— start The input —

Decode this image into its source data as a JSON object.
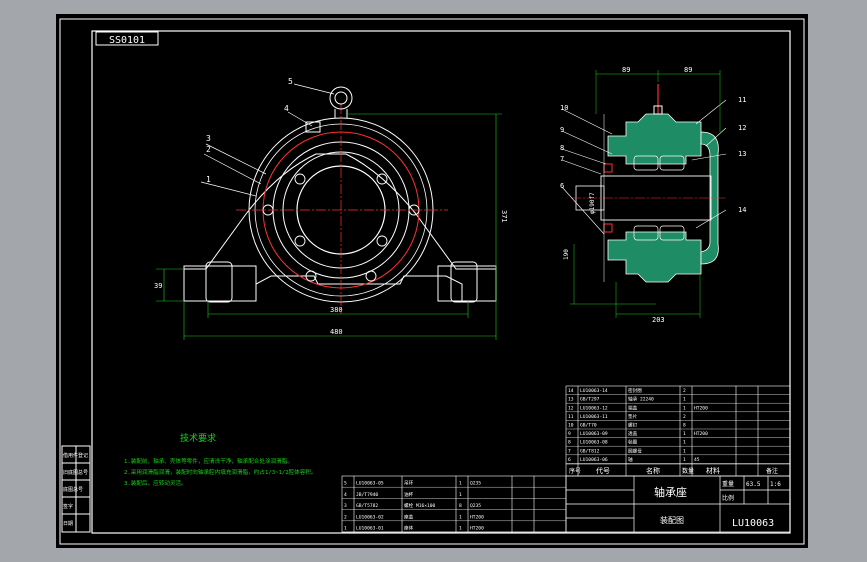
{
  "drawing_code": "SS0101",
  "front_view": {
    "balloons": [
      "5",
      "4",
      "3",
      "2",
      "1"
    ],
    "dimensions": {
      "height": "371",
      "base_height": "39",
      "bolt_span": "380",
      "overall_width": "480"
    }
  },
  "side_view": {
    "balloons_left": [
      "10",
      "9",
      "8",
      "7",
      "6"
    ],
    "balloons_right": [
      "11",
      "12",
      "13",
      "14"
    ],
    "dimensions": {
      "top_left": "89",
      "top_right": "89",
      "bottom": "203",
      "shaft": "φ190f7",
      "left_height": "190"
    }
  },
  "tech_requirements": {
    "title": "技术要求",
    "lines": [
      "1.装配前，轴承、壳体等零件，应清洗干净，轴承配合处涂润滑脂。",
      "2.采用润滑脂润滑，装配时向轴承腔内填充润滑脂，约占1/3~1/2腔体容积。",
      "3.装配后，应转动灵活。"
    ]
  },
  "parts_list_lower": {
    "rows": [
      {
        "no": "5",
        "code": "LU10063-05",
        "name": "吊环",
        "qty": "1",
        "material": "Q235",
        "note": ""
      },
      {
        "no": "4",
        "code": "JB/T7940",
        "name": "油杯",
        "qty": "1",
        "material": "",
        "note": ""
      },
      {
        "no": "3",
        "code": "GB/T5782",
        "name": "螺栓 M16×100",
        "qty": "8",
        "material": "Q235",
        "note": ""
      },
      {
        "no": "2",
        "code": "LU10063-02",
        "name": "座盖",
        "qty": "1",
        "material": "HT200",
        "note": ""
      },
      {
        "no": "1",
        "code": "LU10063-01",
        "name": "座体",
        "qty": "1",
        "material": "HT200",
        "note": ""
      }
    ]
  },
  "parts_list_upper": {
    "rows": [
      {
        "no": "14",
        "code": "LU10063-14",
        "name": "密封圈",
        "qty": "2",
        "material": "",
        "note": ""
      },
      {
        "no": "13",
        "code": "GB/T297",
        "name": "轴承 22240",
        "qty": "1",
        "material": "",
        "note": ""
      },
      {
        "no": "12",
        "code": "LU10063-12",
        "name": "端盖",
        "qty": "1",
        "material": "HT200",
        "note": ""
      },
      {
        "no": "11",
        "code": "LU10063-11",
        "name": "垫片",
        "qty": "2",
        "material": "",
        "note": ""
      },
      {
        "no": "10",
        "code": "GB/T70",
        "name": "螺钉",
        "qty": "8",
        "material": "",
        "note": ""
      },
      {
        "no": "9",
        "code": "LU10063-09",
        "name": "透盖",
        "qty": "1",
        "material": "HT200",
        "note": ""
      },
      {
        "no": "8",
        "code": "LU10063-08",
        "name": "毡圈",
        "qty": "1",
        "material": "",
        "note": ""
      },
      {
        "no": "7",
        "code": "GB/T812",
        "name": "圆螺母",
        "qty": "1",
        "material": "",
        "note": ""
      },
      {
        "no": "6",
        "code": "LU10063-06",
        "name": "轴",
        "qty": "1",
        "material": "45",
        "note": ""
      }
    ],
    "header": {
      "no": "序号",
      "code": "代号",
      "name": "名称",
      "qty": "数量",
      "material": "材料",
      "note": "备注"
    }
  },
  "title_block": {
    "part_name": "轴承座",
    "view_name": "装配图",
    "drawing_number": "LU10063",
    "weight_label": "重量",
    "scale_label": "比例",
    "scale_value": "1:6",
    "weight_value": "63.5"
  },
  "left_strip": [
    "借用件登记",
    "旧底图总号",
    "底图总号",
    "签字",
    "日期"
  ]
}
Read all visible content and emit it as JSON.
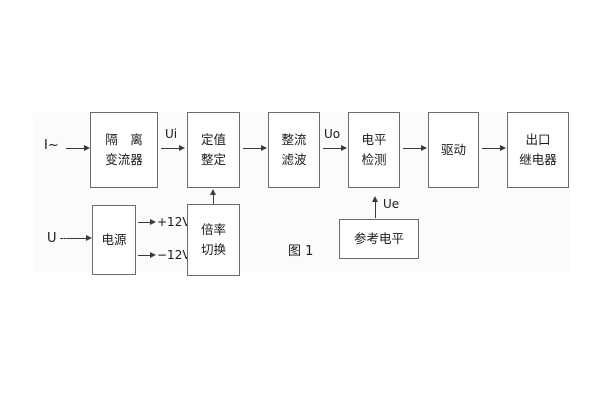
{
  "figure": {
    "caption": "图 1",
    "line_color": "#3a3a3a",
    "block_border_color": "#6b6b6b",
    "panel_color": "#fbfbfb",
    "text_color": "#1b1b1b"
  },
  "inputs": {
    "current": "I~",
    "voltage": "U"
  },
  "signals": {
    "ui": "Ui",
    "uo": "Uo",
    "ue": "Ue",
    "rail_pos": "+12V",
    "rail_neg": "−12V"
  },
  "blocks": {
    "isolation_ct": {
      "line1": "隔　离",
      "line2": "变流器"
    },
    "setting": {
      "line1": "定值",
      "line2": "整定"
    },
    "rectify_filter": {
      "line1": "整流",
      "line2": "滤波"
    },
    "level_detect": {
      "line1": "电平",
      "line2": "检测"
    },
    "drive": {
      "line1": "驱动"
    },
    "output_relay": {
      "line1": "出口",
      "line2": "继电器"
    },
    "power_supply": {
      "line1": "电源"
    },
    "ratio_switch": {
      "line1": "倍率",
      "line2": "切换"
    },
    "reference_level": {
      "line1": "参考电平"
    }
  }
}
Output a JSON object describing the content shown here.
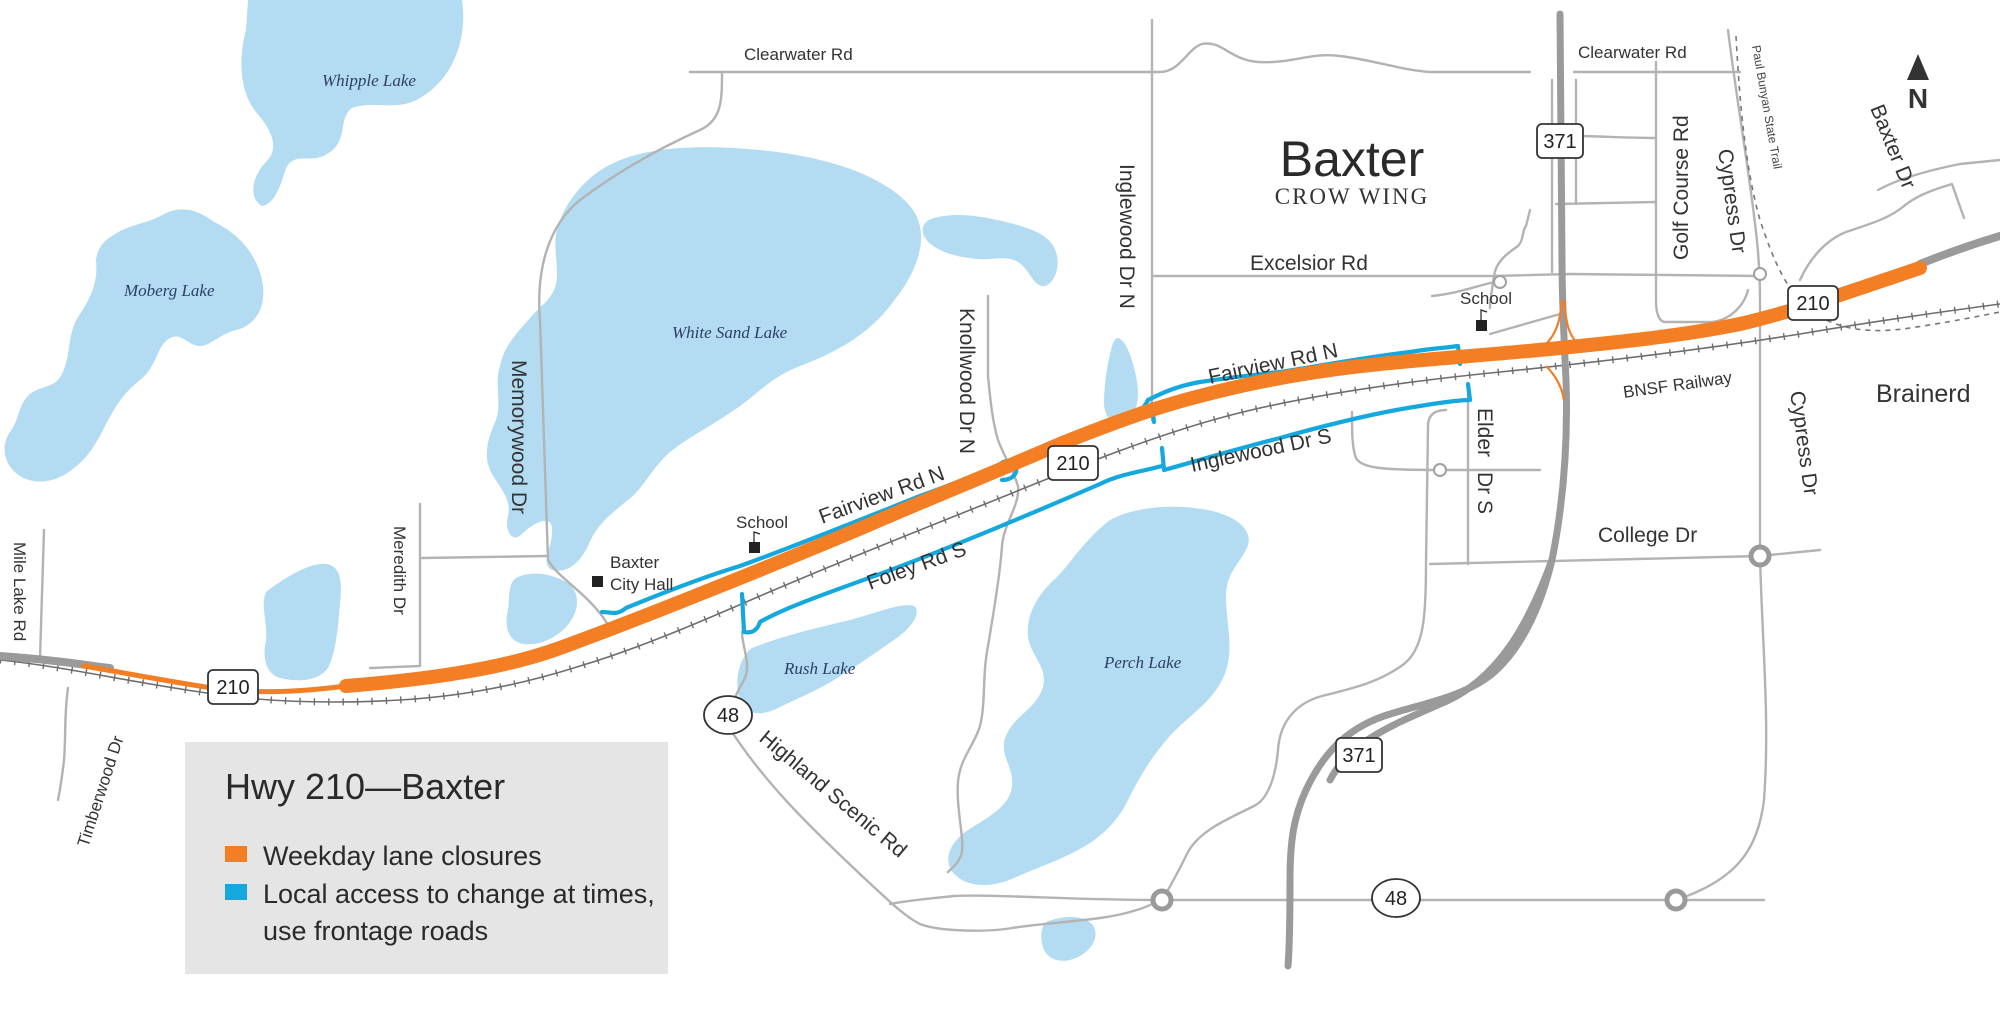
{
  "map": {
    "city_name": "Baxter",
    "county_name": "CROW WING",
    "neighbor_city": "Brainerd",
    "north_label": "N",
    "colors": {
      "closure": "#f37e23",
      "access": "#14a8de",
      "lake": "#b3dcf2",
      "road": "#b3b3b3",
      "highway": "#9a9a9a"
    },
    "lakes": {
      "whipple": "Whipple Lake",
      "moberg": "Moberg Lake",
      "white_sand": "White Sand Lake",
      "rush": "Rush Lake",
      "perch": "Perch Lake"
    },
    "roads": {
      "clearwater_w": "Clearwater Rd",
      "clearwater_e": "Clearwater Rd",
      "excelsior": "Excelsior Rd",
      "inglewood_n": "Inglewood Dr N",
      "knollwood_n": "Knollwood Dr N",
      "memorywood": "Memorywood Dr",
      "meredith": "Meredith Dr",
      "mile_lake": "Mile Lake Rd",
      "timberwood": "Timberwood Dr",
      "fairview_w": "Fairview Rd N",
      "fairview_e": "Fairview Rd N",
      "foley": "Foley Rd S",
      "inglewood_s": "Inglewood Dr S",
      "elder_1": "Elder",
      "elder_2": "Dr S",
      "college": "College Dr",
      "golf_course": "Golf Course Rd",
      "cypress_n": "Cypress Dr",
      "cypress_s": "Cypress Dr",
      "baxter_dr": "Baxter Dr",
      "highland": "Highland Scenic Rd",
      "bnsf": "BNSF Railway",
      "paul_bunyan": "Paul Bunyan State Trail"
    },
    "places": {
      "school_w": "School",
      "school_e": "School",
      "city_hall_1": "Baxter",
      "city_hall_2": "City Hall"
    },
    "shields": {
      "h210_w": "210",
      "h210_c": "210",
      "h210_e": "210",
      "h371_n": "371",
      "h371_s": "371",
      "h48_w": "48",
      "h48_s": "48"
    }
  },
  "legend": {
    "title": "Hwy 210—Baxter",
    "items": [
      {
        "label": "Weekday lane closures",
        "color": "#f37e23"
      },
      {
        "label": "Local access to change at times, use frontage roads",
        "color": "#14a8de"
      }
    ]
  }
}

— end The input —

- _Directions_
Omit every picture, then repeat the remaining data exactly as it appears above.

- _Response to the exercise_
Decode this image into its source data as a JSON object.
{
  "drawing_code": "SS0101",
  "front_view": {
    "balloons": [
      "5",
      "4",
      "3",
      "2",
      "1"
    ],
    "dimensions": {
      "height": "371",
      "base_height": "39",
      "bolt_span": "380",
      "overall_width": "480"
    }
  },
  "side_view": {
    "balloons_left": [
      "10",
      "9",
      "8",
      "7",
      "6"
    ],
    "balloons_right": [
      "11",
      "12",
      "13",
      "14"
    ],
    "dimensions": {
      "top_left": "89",
      "top_right": "89",
      "bottom": "203",
      "shaft": "φ190f7",
      "left_height": "190"
    }
  },
  "tech_requirements": {
    "title": "技术要求",
    "lines": [
      "1.装配前，轴承、壳体等零件，应清洗干净，轴承配合处涂润滑脂。",
      "2.采用润滑脂润滑，装配时向轴承腔内填充润滑脂，约占1/3~1/2腔体容积。",
      "3.装配后，应转动灵活。"
    ]
  },
  "parts_list_lower": {
    "rows": [
      {
        "no": "5",
        "code": "LU10063-05",
        "name": "吊环",
        "qty": "1",
        "material": "Q235",
        "note": ""
      },
      {
        "no": "4",
        "code": "JB/T7940",
        "name": "油杯",
        "qty": "1",
        "material": "",
        "note": ""
      },
      {
        "no": "3",
        "code": "GB/T5782",
        "name": "螺栓 M16×100",
        "qty": "8",
        "material": "Q235",
        "note": ""
      },
      {
        "no": "2",
        "code": "LU10063-02",
        "name": "座盖",
        "qty": "1",
        "material": "HT200",
        "note": ""
      },
      {
        "no": "1",
        "code": "LU10063-01",
        "name": "座体",
        "qty": "1",
        "material": "HT200",
        "note": ""
      }
    ]
  },
  "parts_list_upper": {
    "rows": [
      {
        "no": "14",
        "code": "LU10063-14",
        "name": "密封圈",
        "qty": "2",
        "material": "",
        "note": ""
      },
      {
        "no": "13",
        "code": "GB/T297",
        "name": "轴承 22240",
        "qty": "1",
        "material": "",
        "note": ""
      },
      {
        "no": "12",
        "code": "LU10063-12",
        "name": "端盖",
        "qty": "1",
        "material": "HT200",
        "note": ""
      },
      {
        "no": "11",
        "code": "LU10063-11",
        "name": "垫片",
        "qty": "2",
        "material": "",
        "note": ""
      },
      {
        "no": "10",
        "code": "GB/T70",
        "name": "螺钉",
        "qty": "8",
        "material": "",
        "note": ""
      },
      {
        "no": "9",
        "code": "LU10063-09",
        "name": "透盖",
        "qty": "1",
        "material": "HT200",
        "note": ""
      },
      {
        "no": "8",
        "code": "LU10063-08",
        "name": "毡圈",
        "qty": "1",
        "material": "",
        "note": ""
      },
      {
        "no": "7",
        "code": "GB/T812",
        "name": "圆螺母",
        "qty": "1",
        "material": "",
        "note": ""
      },
      {
        "no": "6",
        "code": "LU10063-06",
        "name": "轴",
        "qty": "1",
        "material": "45",
        "note": ""
      }
    ],
    "header": {
      "no": "序号",
      "code": "代号",
      "name": "名称",
      "qty": "数量",
      "material": "材料",
      "note": "备注"
    }
  },
  "title_block": {
    "part_name": "轴承座",
    "view_name": "装配图",
    "drawing_number": "LU10063",
    "weight_label": "重量",
    "scale_label": "比例",
    "scale_value": "1:6",
    "weight_value": "63.5"
  },
  "left_strip": [
    "借用件登记",
    "旧底图总号",
    "底图总号",
    "签字",
    "日期"
  ]
}
Read all visible content and emit it as JSON.
{
  "figure": {
    "caption": "图 1",
    "line_color": "#3a3a3a",
    "block_border_color": "#6b6b6b",
    "panel_color": "#fbfbfb",
    "text_color": "#1b1b1b"
  },
  "inputs": {
    "current": "I~",
    "voltage": "U"
  },
  "signals": {
    "ui": "Ui",
    "uo": "Uo",
    "ue": "Ue",
    "rail_pos": "+12V",
    "rail_neg": "−12V"
  },
  "blocks": {
    "isolation_ct": {
      "line1": "隔　离",
      "line2": "变流器"
    },
    "setting": {
      "line1": "定值",
      "line2": "整定"
    },
    "rectify_filter": {
      "line1": "整流",
      "line2": "滤波"
    },
    "level_detect": {
      "line1": "电平",
      "line2": "检测"
    },
    "drive": {
      "line1": "驱动"
    },
    "output_relay": {
      "line1": "出口",
      "line2": "继电器"
    },
    "power_supply": {
      "line1": "电源"
    },
    "ratio_switch": {
      "line1": "倍率",
      "line2": "切换"
    },
    "reference_level": {
      "line1": "参考电平"
    }
  }
}
Output a JSON object describing the content shown here.
{
  "map": {
    "city_name": "Baxter",
    "county_name": "CROW WING",
    "neighbor_city": "Brainerd",
    "north_label": "N",
    "colors": {
      "closure": "#f37e23",
      "access": "#14a8de",
      "lake": "#b3dcf2",
      "road": "#b3b3b3",
      "highway": "#9a9a9a"
    },
    "lakes": {
      "whipple": "Whipple Lake",
      "moberg": "Moberg Lake",
      "white_sand": "White Sand Lake",
      "rush": "Rush Lake",
      "perch": "Perch Lake"
    },
    "roads": {
      "clearwater_w": "Clearwater Rd",
      "clearwater_e": "Clearwater Rd",
      "excelsior": "Excelsior Rd",
      "inglewood_n": "Inglewood Dr N",
      "knollwood_n": "Knollwood Dr N",
      "memorywood": "Memorywood Dr",
      "meredith": "Meredith Dr",
      "mile_lake": "Mile Lake Rd",
      "timberwood": "Timberwood Dr",
      "fairview_w": "Fairview Rd N",
      "fairview_e": "Fairview Rd N",
      "foley": "Foley Rd S",
      "inglewood_s": "Inglewood Dr S",
      "elder_1": "Elder",
      "elder_2": "Dr S",
      "college": "College Dr",
      "golf_course": "Golf Course Rd",
      "cypress_n": "Cypress Dr",
      "cypress_s": "Cypress Dr",
      "baxter_dr": "Baxter Dr",
      "highland": "Highland Scenic Rd",
      "bnsf": "BNSF Railway",
      "paul_bunyan": "Paul Bunyan State Trail"
    },
    "places": {
      "school_w": "School",
      "school_e": "School",
      "city_hall_1": "Baxter",
      "city_hall_2": "City Hall"
    },
    "shields": {
      "h210_w": "210",
      "h210_c": "210",
      "h210_e": "210",
      "h371_n": "371",
      "h371_s": "371",
      "h48_w": "48",
      "h48_s": "48"
    }
  },
  "legend": {
    "title": "Hwy 210—Baxter",
    "items": [
      {
        "label": "Weekday lane closures",
        "color": "#f37e23"
      },
      {
        "label": "Local access to change at times, use frontage roads",
        "color": "#14a8de"
      }
    ]
  }
}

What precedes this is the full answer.